>>>

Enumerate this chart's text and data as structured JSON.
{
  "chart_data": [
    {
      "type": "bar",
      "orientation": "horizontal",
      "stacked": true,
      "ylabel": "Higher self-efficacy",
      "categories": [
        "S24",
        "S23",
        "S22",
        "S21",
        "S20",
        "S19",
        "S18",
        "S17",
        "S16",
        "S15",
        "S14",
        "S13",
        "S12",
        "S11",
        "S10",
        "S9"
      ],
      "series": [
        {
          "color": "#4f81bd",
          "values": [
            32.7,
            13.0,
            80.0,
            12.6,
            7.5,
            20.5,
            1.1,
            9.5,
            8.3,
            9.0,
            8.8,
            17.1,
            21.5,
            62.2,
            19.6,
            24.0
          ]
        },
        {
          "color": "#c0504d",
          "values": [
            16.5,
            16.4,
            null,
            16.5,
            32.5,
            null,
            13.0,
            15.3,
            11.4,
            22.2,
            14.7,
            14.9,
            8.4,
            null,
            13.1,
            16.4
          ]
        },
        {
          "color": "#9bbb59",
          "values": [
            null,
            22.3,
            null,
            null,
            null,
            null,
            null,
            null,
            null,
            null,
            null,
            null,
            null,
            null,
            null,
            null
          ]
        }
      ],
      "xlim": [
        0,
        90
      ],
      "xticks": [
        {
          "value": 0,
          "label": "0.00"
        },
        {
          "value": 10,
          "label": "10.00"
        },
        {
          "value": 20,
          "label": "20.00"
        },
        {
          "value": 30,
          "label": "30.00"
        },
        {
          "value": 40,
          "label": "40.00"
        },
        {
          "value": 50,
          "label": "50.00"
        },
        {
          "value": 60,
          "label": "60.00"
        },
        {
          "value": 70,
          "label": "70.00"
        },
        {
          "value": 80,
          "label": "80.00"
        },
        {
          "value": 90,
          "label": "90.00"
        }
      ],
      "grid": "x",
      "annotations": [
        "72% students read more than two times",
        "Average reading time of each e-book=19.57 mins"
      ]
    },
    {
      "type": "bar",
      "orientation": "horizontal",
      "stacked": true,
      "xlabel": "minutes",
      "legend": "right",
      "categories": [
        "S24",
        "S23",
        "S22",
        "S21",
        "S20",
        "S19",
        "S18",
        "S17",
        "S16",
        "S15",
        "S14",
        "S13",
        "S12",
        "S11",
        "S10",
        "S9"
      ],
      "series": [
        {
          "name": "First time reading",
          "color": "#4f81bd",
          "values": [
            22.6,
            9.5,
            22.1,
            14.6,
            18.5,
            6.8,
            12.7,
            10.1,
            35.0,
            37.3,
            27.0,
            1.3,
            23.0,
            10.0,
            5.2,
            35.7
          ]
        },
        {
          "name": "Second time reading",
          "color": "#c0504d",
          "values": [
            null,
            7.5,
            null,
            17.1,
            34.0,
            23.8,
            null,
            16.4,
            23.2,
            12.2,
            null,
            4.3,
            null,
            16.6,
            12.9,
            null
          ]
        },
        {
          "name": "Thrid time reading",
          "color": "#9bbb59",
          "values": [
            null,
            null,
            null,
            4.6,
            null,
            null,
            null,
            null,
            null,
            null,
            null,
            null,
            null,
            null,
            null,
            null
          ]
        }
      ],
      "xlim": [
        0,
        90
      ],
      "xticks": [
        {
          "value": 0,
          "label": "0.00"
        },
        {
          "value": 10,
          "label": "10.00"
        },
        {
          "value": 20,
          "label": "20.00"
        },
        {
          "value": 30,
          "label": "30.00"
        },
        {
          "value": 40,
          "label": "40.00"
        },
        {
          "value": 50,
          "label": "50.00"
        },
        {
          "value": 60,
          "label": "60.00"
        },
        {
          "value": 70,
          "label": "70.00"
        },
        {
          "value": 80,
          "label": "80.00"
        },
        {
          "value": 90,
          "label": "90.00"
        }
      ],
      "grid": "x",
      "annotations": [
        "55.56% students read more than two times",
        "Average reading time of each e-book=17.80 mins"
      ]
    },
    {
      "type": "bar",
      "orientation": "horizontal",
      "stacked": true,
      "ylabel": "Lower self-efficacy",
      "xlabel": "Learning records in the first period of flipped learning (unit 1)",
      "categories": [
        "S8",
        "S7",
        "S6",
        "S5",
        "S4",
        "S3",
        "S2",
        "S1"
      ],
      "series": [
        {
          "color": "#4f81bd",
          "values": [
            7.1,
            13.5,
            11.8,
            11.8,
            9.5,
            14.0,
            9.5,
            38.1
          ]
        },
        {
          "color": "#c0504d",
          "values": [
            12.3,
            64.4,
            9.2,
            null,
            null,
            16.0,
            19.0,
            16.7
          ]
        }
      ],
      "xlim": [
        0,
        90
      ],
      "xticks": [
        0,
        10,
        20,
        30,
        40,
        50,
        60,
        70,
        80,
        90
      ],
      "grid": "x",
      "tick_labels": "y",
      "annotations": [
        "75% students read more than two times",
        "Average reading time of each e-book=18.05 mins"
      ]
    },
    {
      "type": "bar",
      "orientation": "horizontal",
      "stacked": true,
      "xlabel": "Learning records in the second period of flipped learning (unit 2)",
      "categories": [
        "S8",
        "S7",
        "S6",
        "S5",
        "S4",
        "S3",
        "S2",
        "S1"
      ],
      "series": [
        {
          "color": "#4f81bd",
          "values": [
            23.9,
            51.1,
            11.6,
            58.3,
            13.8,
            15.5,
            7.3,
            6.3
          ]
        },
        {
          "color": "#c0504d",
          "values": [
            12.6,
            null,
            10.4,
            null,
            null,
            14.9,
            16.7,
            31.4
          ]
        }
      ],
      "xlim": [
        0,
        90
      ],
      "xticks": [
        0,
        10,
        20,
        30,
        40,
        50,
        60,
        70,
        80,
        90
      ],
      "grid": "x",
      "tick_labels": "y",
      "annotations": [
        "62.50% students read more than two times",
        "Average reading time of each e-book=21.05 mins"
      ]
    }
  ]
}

<<<
>>>

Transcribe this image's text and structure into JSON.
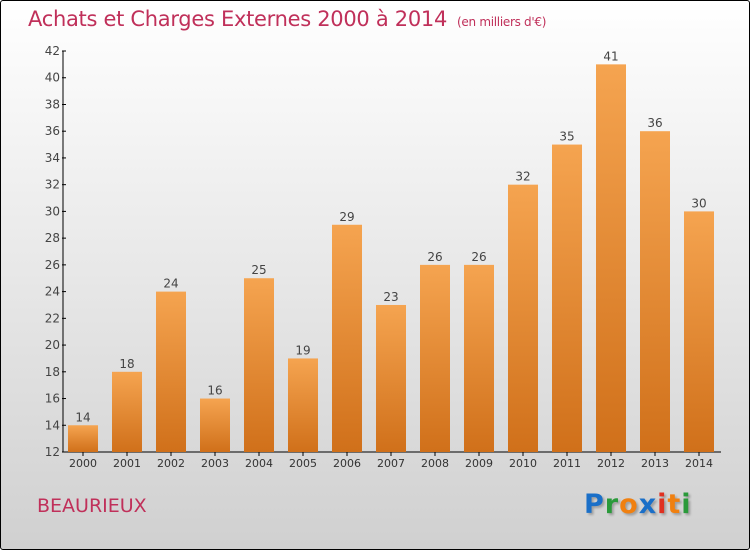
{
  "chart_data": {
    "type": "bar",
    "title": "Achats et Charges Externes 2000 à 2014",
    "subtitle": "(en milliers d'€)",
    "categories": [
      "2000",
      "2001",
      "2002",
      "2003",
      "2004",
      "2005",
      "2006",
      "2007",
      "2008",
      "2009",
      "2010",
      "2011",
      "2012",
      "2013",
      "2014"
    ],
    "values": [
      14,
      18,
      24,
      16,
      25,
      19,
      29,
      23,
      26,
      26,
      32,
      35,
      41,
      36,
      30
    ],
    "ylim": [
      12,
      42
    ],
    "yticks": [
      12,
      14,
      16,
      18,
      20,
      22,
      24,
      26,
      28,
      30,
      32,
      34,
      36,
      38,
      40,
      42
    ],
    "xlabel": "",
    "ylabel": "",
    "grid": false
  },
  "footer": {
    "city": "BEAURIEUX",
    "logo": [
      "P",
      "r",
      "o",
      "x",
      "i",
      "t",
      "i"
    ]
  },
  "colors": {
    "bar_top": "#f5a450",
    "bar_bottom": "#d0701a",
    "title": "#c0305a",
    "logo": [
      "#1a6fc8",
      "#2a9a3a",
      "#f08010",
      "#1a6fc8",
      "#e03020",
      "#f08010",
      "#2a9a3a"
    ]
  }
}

<<<

### Task requirements
Show all lines in the entries above where the string "more" appears.

### Output below
        "72% students read more than two times",
        "55.56% students read more than two times",
        "75% students read more than two times",
        "62.50% students read more than two times",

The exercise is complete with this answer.